(Dataset entries)

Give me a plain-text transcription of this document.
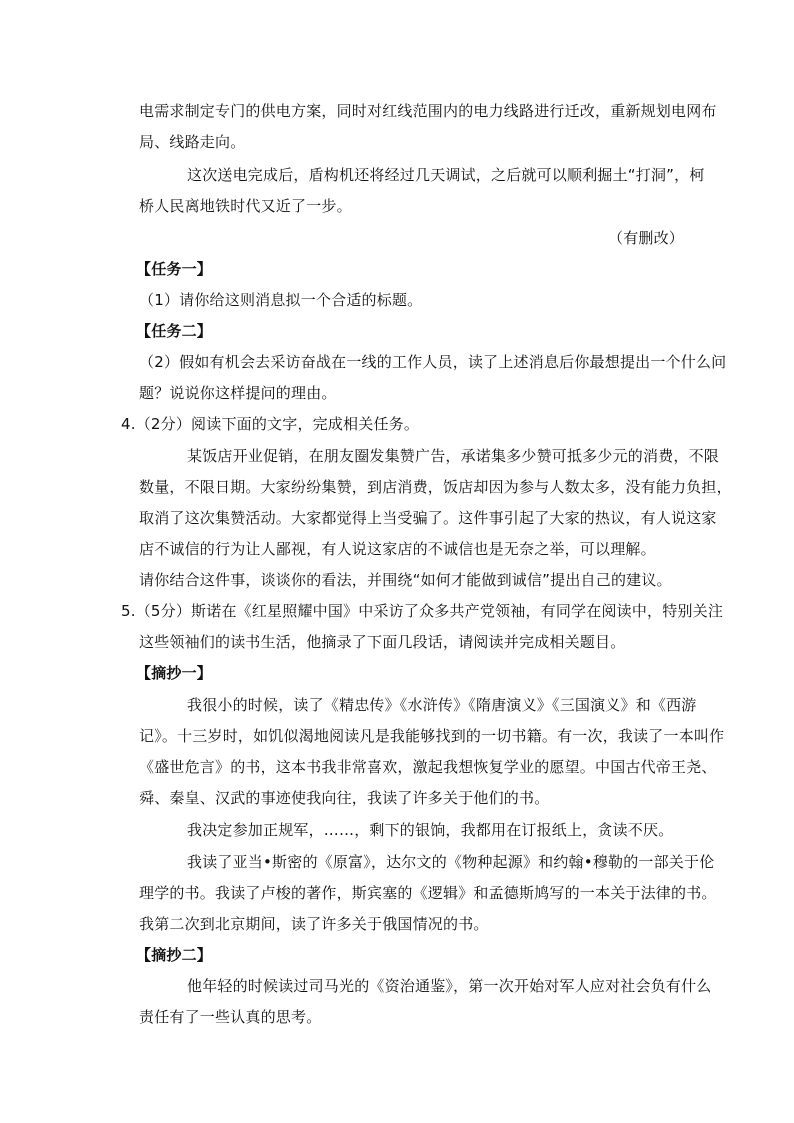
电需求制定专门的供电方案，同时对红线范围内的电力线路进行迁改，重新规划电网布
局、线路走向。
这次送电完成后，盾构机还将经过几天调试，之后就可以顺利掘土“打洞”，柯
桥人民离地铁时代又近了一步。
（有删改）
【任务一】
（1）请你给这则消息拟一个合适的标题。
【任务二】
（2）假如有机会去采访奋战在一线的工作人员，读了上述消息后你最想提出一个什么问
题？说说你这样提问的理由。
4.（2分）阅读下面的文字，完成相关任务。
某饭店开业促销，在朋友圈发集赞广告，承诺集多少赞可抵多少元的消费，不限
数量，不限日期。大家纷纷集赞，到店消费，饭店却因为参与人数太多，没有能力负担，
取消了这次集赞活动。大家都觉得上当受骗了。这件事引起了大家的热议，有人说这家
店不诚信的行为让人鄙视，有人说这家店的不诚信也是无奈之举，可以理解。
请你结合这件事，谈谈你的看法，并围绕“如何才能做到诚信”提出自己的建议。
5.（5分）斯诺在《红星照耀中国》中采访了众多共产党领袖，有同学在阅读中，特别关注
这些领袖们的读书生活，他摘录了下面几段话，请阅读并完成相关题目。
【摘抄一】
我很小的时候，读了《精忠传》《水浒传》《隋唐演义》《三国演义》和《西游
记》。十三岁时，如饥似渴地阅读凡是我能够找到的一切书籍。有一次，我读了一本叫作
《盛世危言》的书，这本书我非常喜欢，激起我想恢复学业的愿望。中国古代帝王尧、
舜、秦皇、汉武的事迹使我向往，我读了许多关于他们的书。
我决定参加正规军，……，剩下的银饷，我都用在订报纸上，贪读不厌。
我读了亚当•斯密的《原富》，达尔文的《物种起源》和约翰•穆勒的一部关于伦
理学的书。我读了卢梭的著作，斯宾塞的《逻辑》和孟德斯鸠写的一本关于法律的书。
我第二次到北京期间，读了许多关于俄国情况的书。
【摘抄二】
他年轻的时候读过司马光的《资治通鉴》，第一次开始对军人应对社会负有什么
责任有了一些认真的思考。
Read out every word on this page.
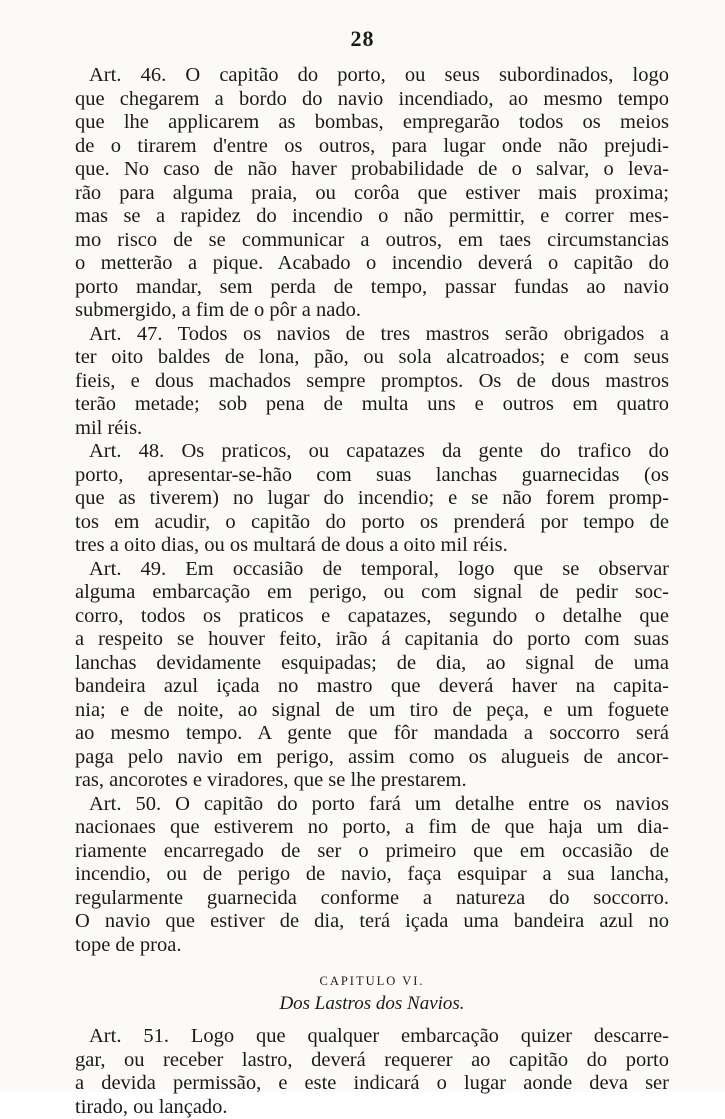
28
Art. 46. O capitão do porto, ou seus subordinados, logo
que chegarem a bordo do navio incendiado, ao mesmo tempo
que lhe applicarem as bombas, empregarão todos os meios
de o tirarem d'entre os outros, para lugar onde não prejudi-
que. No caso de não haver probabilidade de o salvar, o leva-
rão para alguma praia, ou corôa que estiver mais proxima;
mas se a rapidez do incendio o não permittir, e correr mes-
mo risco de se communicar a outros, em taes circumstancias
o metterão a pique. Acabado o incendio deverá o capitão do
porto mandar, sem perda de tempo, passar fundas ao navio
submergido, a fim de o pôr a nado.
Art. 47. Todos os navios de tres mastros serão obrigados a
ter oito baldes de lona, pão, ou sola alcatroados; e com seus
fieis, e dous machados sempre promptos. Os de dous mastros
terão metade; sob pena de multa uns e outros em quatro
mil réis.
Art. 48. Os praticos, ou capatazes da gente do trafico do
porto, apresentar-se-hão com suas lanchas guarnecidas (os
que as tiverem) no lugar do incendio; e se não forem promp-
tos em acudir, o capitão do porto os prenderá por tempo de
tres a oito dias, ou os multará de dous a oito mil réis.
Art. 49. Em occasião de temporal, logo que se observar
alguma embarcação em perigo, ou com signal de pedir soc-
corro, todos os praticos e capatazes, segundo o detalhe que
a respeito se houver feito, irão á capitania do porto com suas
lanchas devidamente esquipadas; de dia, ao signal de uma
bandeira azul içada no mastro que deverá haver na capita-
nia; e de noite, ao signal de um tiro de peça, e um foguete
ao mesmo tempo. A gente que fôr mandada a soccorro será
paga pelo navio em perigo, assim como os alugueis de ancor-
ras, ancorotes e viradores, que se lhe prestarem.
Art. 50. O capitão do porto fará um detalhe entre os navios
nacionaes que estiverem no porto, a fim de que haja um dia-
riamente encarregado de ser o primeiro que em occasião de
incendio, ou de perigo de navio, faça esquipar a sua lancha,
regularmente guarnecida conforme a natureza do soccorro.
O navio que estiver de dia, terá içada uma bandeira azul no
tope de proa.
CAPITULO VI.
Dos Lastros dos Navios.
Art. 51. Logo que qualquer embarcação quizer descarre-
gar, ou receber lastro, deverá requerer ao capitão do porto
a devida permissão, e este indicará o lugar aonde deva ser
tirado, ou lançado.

---

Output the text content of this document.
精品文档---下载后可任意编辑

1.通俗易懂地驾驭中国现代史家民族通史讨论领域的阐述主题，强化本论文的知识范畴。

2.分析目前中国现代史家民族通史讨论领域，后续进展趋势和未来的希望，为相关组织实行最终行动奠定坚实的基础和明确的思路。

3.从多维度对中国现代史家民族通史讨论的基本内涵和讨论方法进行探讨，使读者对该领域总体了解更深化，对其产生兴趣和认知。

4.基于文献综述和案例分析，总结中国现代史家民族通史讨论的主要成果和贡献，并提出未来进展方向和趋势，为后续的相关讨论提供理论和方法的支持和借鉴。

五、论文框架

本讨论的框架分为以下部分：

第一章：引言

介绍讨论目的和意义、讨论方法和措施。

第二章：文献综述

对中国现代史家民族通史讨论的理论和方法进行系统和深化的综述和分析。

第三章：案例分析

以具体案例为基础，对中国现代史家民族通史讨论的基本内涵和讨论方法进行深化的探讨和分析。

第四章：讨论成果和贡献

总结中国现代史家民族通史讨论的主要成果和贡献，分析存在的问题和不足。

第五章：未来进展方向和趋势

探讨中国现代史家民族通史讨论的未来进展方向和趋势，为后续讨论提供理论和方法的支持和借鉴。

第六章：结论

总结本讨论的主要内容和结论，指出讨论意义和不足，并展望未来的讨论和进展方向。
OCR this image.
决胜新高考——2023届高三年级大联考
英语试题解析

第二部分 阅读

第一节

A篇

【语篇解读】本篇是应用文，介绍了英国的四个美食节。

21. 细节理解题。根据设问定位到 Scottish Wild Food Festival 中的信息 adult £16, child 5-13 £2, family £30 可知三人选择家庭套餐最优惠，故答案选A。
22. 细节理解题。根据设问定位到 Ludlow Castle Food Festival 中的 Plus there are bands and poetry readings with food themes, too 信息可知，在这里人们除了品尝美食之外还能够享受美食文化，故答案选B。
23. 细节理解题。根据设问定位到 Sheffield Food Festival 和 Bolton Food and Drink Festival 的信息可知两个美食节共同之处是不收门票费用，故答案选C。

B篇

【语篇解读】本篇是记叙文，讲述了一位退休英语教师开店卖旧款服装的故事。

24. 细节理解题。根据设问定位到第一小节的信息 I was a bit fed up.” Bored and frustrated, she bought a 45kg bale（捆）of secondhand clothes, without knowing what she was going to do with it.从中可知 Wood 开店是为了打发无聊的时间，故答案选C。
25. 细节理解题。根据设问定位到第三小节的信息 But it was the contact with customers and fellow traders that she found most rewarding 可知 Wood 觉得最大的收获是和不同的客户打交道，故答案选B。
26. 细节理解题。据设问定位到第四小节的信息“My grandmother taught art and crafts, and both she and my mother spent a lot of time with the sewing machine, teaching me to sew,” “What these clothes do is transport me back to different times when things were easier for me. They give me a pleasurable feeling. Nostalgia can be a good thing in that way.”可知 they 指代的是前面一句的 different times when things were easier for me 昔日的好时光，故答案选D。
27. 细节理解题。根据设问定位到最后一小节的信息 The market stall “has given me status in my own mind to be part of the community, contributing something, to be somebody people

Short task. Which lines include the word "soccorro"? List them all.

Result of the exercise.
ao mesmo tempo. A gente que fôr mandada a soccorro será
regularmente guarnecida conforme a natureza do soccorro.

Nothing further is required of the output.